Go through the listing and copy each line with the string "grid".

* **Data for processing**
________________________
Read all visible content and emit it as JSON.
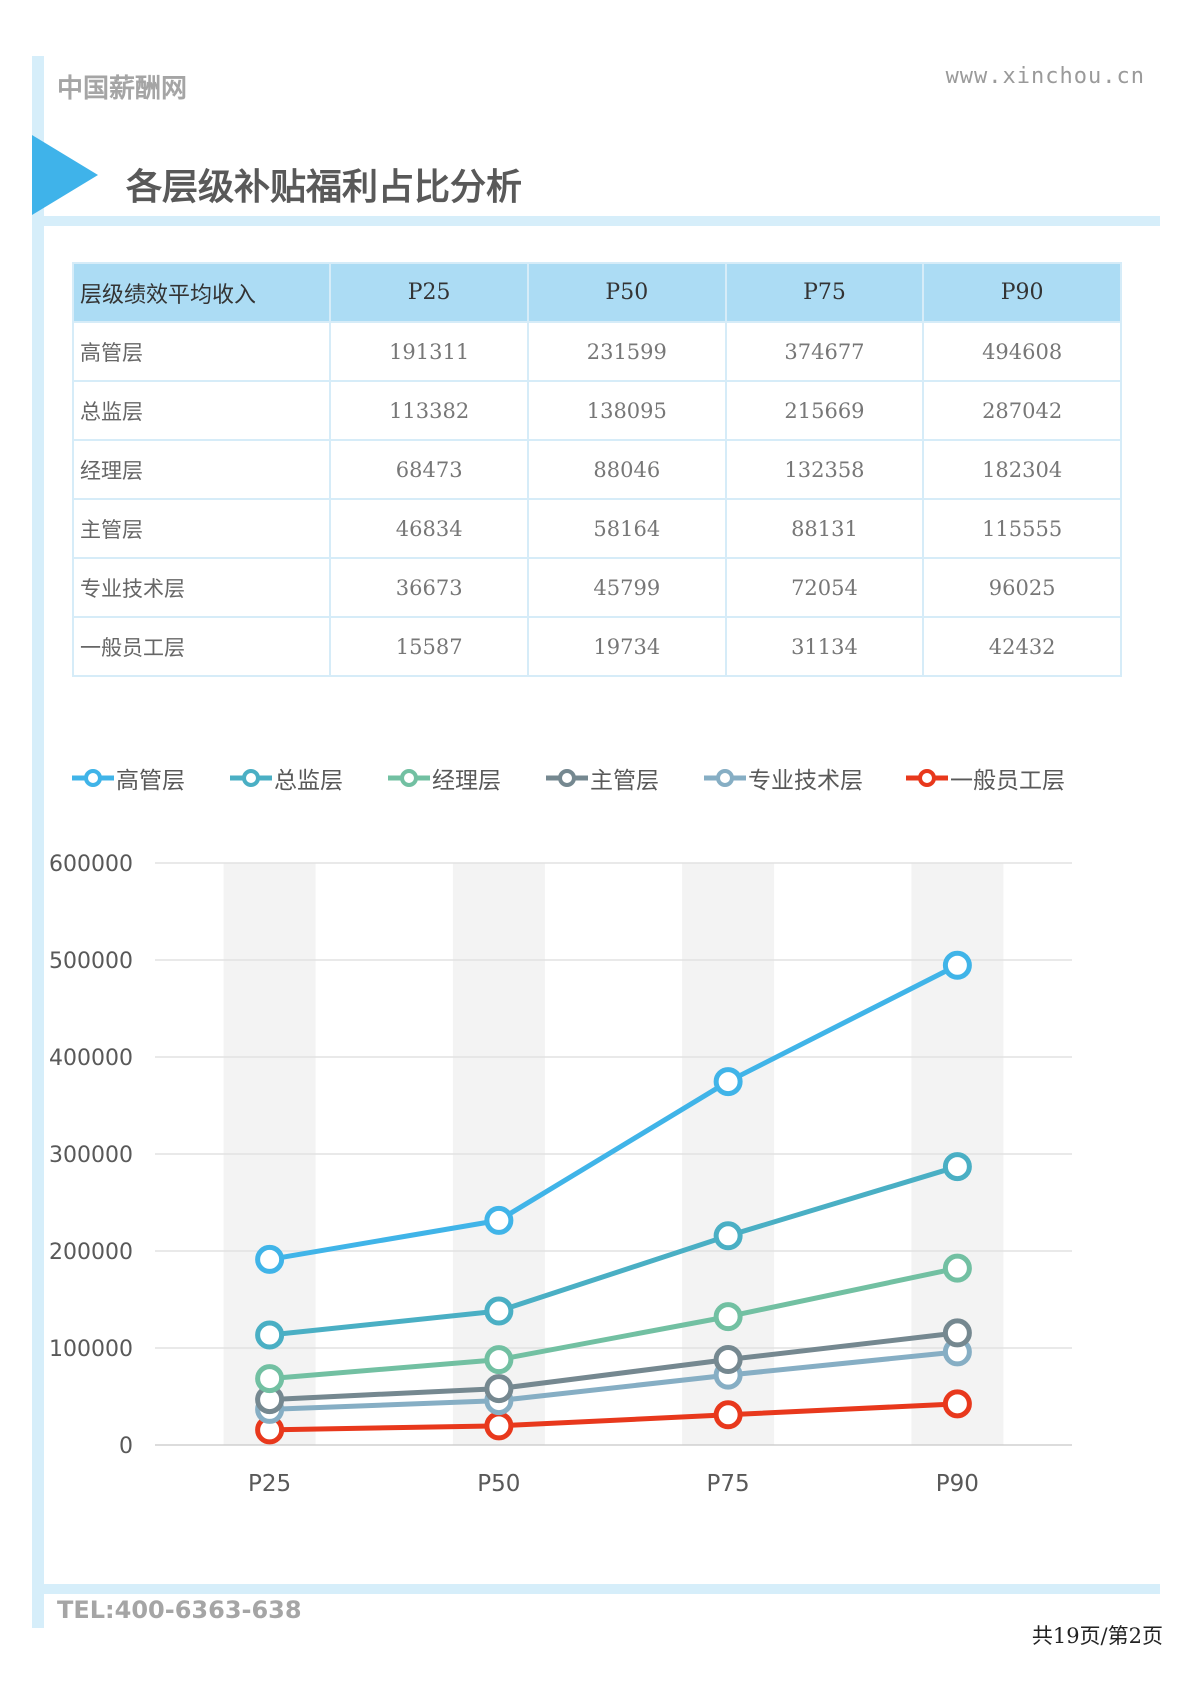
{
  "header": {
    "brand": "中国薪酬网",
    "url": "www.xinchou.cn"
  },
  "section": {
    "title": "各层级补贴福利占比分析"
  },
  "table": {
    "columns": [
      "层级绩效平均收入",
      "P25",
      "P50",
      "P75",
      "P90"
    ],
    "rows": [
      [
        "高管层",
        "191311",
        "231599",
        "374677",
        "494608"
      ],
      [
        "总监层",
        "113382",
        "138095",
        "215669",
        "287042"
      ],
      [
        "经理层",
        "68473",
        "88046",
        "132358",
        "182304"
      ],
      [
        "主管层",
        "46834",
        "58164",
        "88131",
        "115555"
      ],
      [
        "专业技术层",
        "36673",
        "45799",
        "72054",
        "96025"
      ],
      [
        "一般员工层",
        "15587",
        "19734",
        "31134",
        "42432"
      ]
    ]
  },
  "chart_data": {
    "type": "line",
    "categories": [
      "P25",
      "P50",
      "P75",
      "P90"
    ],
    "ylim": [
      0,
      600000
    ],
    "yticks": [
      "600000",
      "500000",
      "400000",
      "300000",
      "200000",
      "100000",
      "0"
    ],
    "legend_position": "top",
    "grid": true,
    "series": [
      {
        "name": "高管层",
        "color": "#40b4e8",
        "values": [
          191311,
          231599,
          374677,
          494608
        ]
      },
      {
        "name": "总监层",
        "color": "#4aafc4",
        "values": [
          113382,
          138095,
          215669,
          287042
        ]
      },
      {
        "name": "经理层",
        "color": "#72c0a2",
        "values": [
          68473,
          88046,
          132358,
          182304
        ]
      },
      {
        "name": "主管层",
        "color": "#758890",
        "values": [
          46834,
          58164,
          88131,
          115555
        ]
      },
      {
        "name": "专业技术层",
        "color": "#86aec4",
        "values": [
          36673,
          45799,
          72054,
          96025
        ]
      },
      {
        "name": "一般员工层",
        "color": "#e8381c",
        "values": [
          15587,
          19734,
          31134,
          42432
        ]
      }
    ]
  },
  "footer": {
    "tel": "TEL:400-6363-638",
    "page": "共19页/第2页"
  }
}
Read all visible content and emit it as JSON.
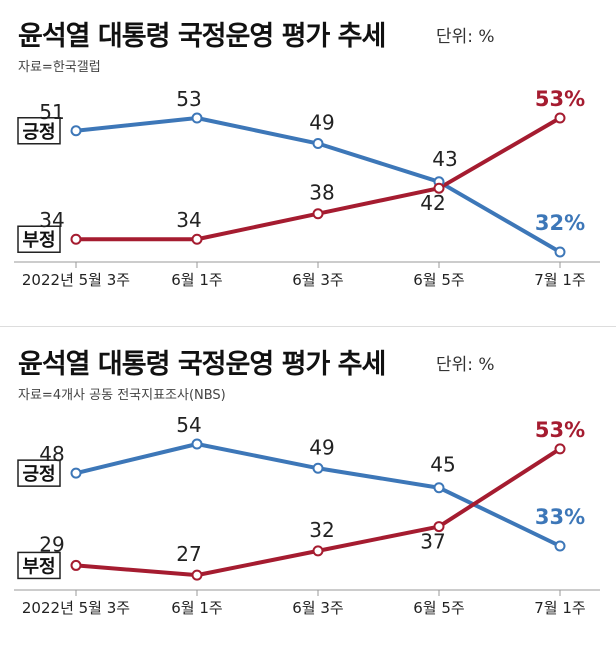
{
  "chart_data": [
    {
      "type": "line",
      "title": "윤석열 대통령 국정운영 평가 추세",
      "unit": "단위: %",
      "source": "자료=한국갤럽",
      "categories": [
        "2022년 5월 3주",
        "6월 1주",
        "6월 3주",
        "6월 5주",
        "7월 1주"
      ],
      "series": [
        {
          "name": "긍정",
          "values": [
            51,
            53,
            49,
            43,
            32
          ],
          "color": "#3d77b8",
          "labels": [
            "51",
            "53",
            "49",
            "43",
            "32%"
          ]
        },
        {
          "name": "부정",
          "values": [
            34,
            34,
            38,
            42,
            53
          ],
          "color": "#a51c30",
          "labels": [
            "34",
            "34",
            "38",
            "42",
            "53%"
          ]
        }
      ]
    },
    {
      "type": "line",
      "title": "윤석열 대통령 국정운영 평가 추세",
      "unit": "단위: %",
      "source": "자료=4개사 공동 전국지표조사(NBS)",
      "categories": [
        "2022년 5월 3주",
        "6월 1주",
        "6월 3주",
        "6월 5주",
        "7월 1주"
      ],
      "series": [
        {
          "name": "긍정",
          "values": [
            48,
            54,
            49,
            45,
            33
          ],
          "color": "#3d77b8",
          "labels": [
            "48",
            "54",
            "49",
            "45",
            "33%"
          ]
        },
        {
          "name": "부정",
          "values": [
            29,
            27,
            32,
            37,
            53
          ],
          "color": "#a51c30",
          "labels": [
            "29",
            "27",
            "32",
            "37",
            "53%"
          ]
        }
      ]
    }
  ]
}
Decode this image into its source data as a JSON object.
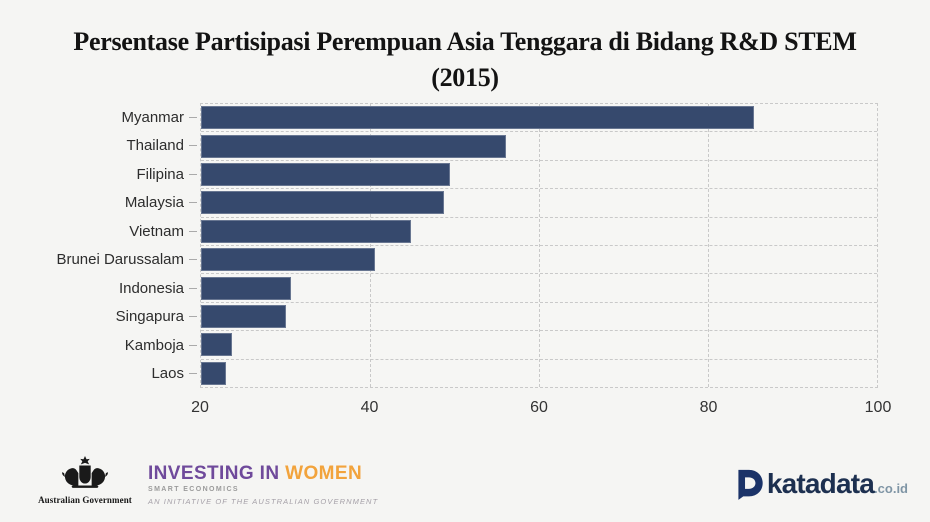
{
  "title": {
    "line1": "Persentase Partisipasi Perempuan Asia Tenggara di Bidang R&D STEM",
    "line2": "(2015)"
  },
  "chart_data": {
    "type": "bar",
    "orientation": "horizontal",
    "title": "Persentase Partisipasi Perempuan Asia Tenggara di Bidang R&D STEM (2015)",
    "categories": [
      "Myanmar",
      "Thailand",
      "Filipina",
      "Malaysia",
      "Vietnam",
      "Brunei Darussalam",
      "Indonesia",
      "Singapura",
      "Kamboja",
      "Laos"
    ],
    "values": [
      85.5,
      56.1,
      49.5,
      48.7,
      44.8,
      40.6,
      30.6,
      30.1,
      23.7,
      23.0
    ],
    "unit": "percent",
    "xlabel": "",
    "ylabel": "",
    "xlim": [
      20,
      100
    ],
    "xticks": [
      20,
      40,
      60,
      80,
      100
    ],
    "grid": "dashed vertical gridlines and dashed row separators, dashed plot border",
    "legend": "none",
    "bar_color": "#36496d"
  },
  "footer": {
    "australian_government": {
      "label": "Australian Government",
      "brand_line": [
        "INVESTING IN",
        "WOMEN"
      ],
      "subtitle": "SMART ECONOMICS",
      "initiative": "AN INITIATIVE OF THE AUSTRALIAN GOVERNMENT"
    },
    "katadata": {
      "name": "katadata",
      "domain": ".co.id"
    }
  },
  "colors": {
    "background": "#f5f5f3",
    "bar": "#36496d",
    "grid": "#c9c9c9",
    "title_text": "#131313",
    "axis_text": "#333333",
    "iw_purple": "#6f4a9b",
    "iw_orange": "#f2a33c",
    "iw_gray": "#9b9b9b",
    "katadata_navy": "#1d3050",
    "katadata_icon_navy": "#1b3368",
    "katadata_domain_gray": "#7f95a5"
  }
}
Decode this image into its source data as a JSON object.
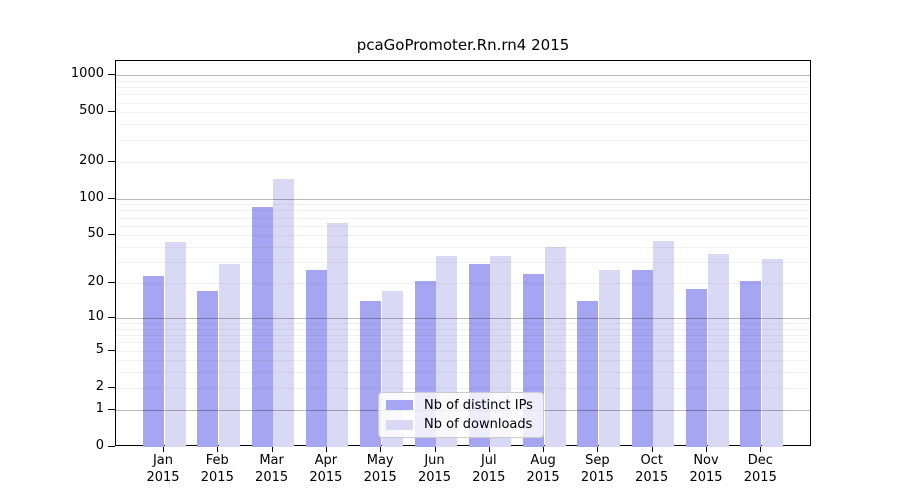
________________________
* **Answer**
    "grid": true,
    "grid": "dashed vertical gridlines and dashed row separators, dashed plot border",
    "grid": "#c9c9c9",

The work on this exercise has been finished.